**What to work on**
Transcribe all the entries word for word, omitting any pictures they contain.

[start Raw records]

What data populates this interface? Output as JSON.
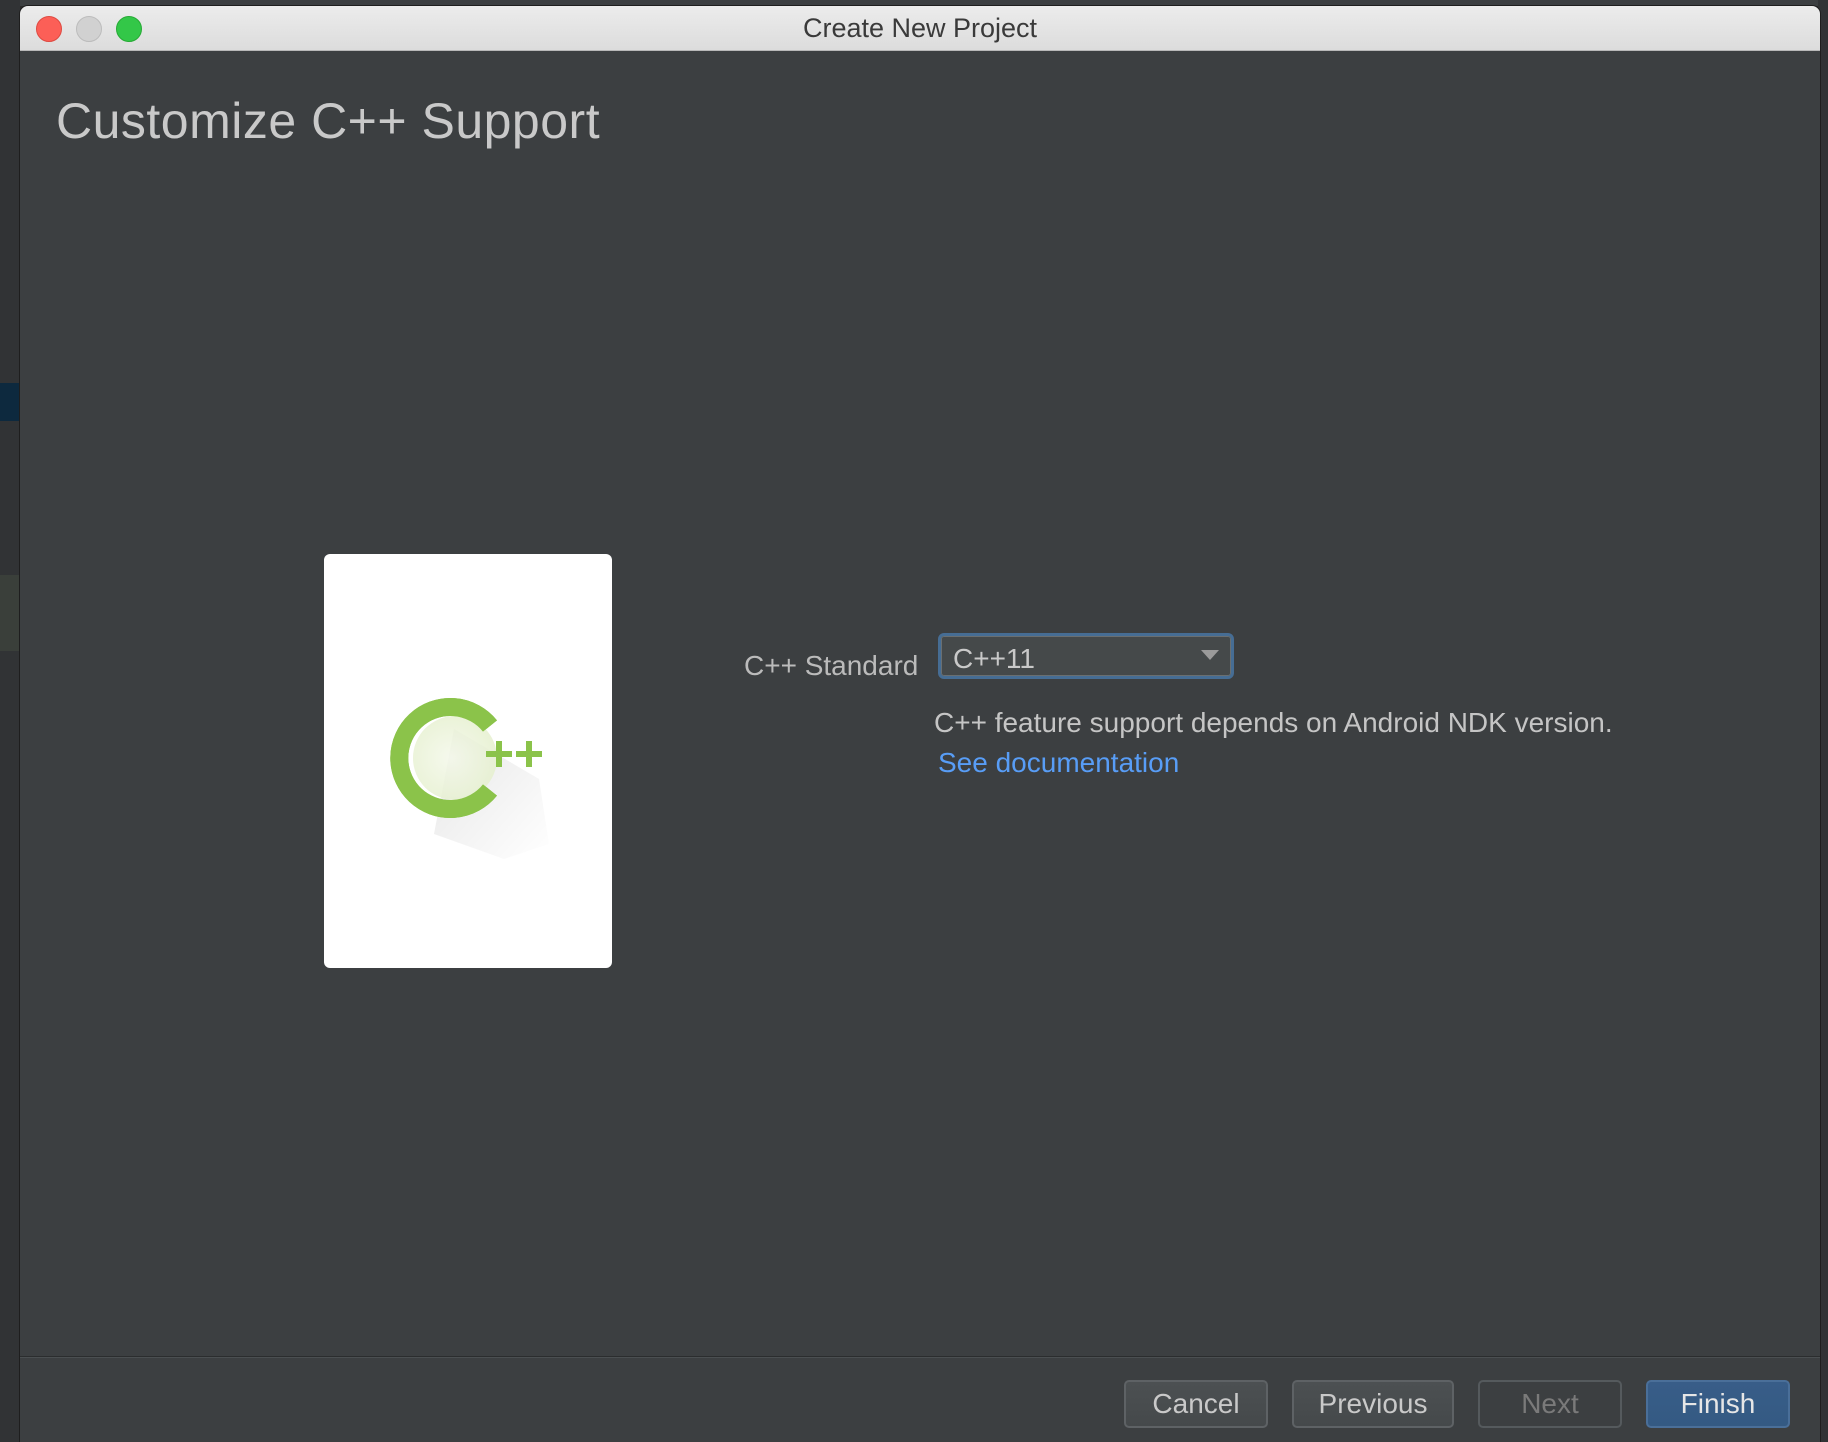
{
  "window": {
    "title": "Create New Project"
  },
  "page": {
    "heading": "Customize C++ Support"
  },
  "illustration": {
    "icon": "cpp-logo-icon",
    "brand_color": "#8bc34a"
  },
  "form": {
    "cpp_standard": {
      "label": "C++ Standard",
      "selected": "C++11"
    },
    "hint": "C++ feature support depends on Android NDK version.",
    "link_label": "See documentation"
  },
  "footer": {
    "buttons": {
      "cancel": "Cancel",
      "previous": "Previous",
      "next": "Next",
      "finish": "Finish"
    }
  },
  "colors": {
    "dialog_bg": "#3c3f41",
    "link": "#589df6",
    "primary_button": "#365880",
    "focus_border": "#466d94"
  }
}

[end Raw records]

**Correct result**
What data populates this interface? Output as JSON.
{
  "window": {
    "title": "Create New Project"
  },
  "page": {
    "heading": "Customize C++ Support"
  },
  "illustration": {
    "icon": "cpp-logo-icon",
    "brand_color": "#8bc34a"
  },
  "form": {
    "cpp_standard": {
      "label": "C++ Standard",
      "selected": "C++11"
    },
    "hint": "C++ feature support depends on Android NDK version.",
    "link_label": "See documentation"
  },
  "footer": {
    "buttons": {
      "cancel": "Cancel",
      "previous": "Previous",
      "next": "Next",
      "finish": "Finish"
    }
  },
  "colors": {
    "dialog_bg": "#3c3f41",
    "link": "#589df6",
    "primary_button": "#365880",
    "focus_border": "#466d94"
  }
}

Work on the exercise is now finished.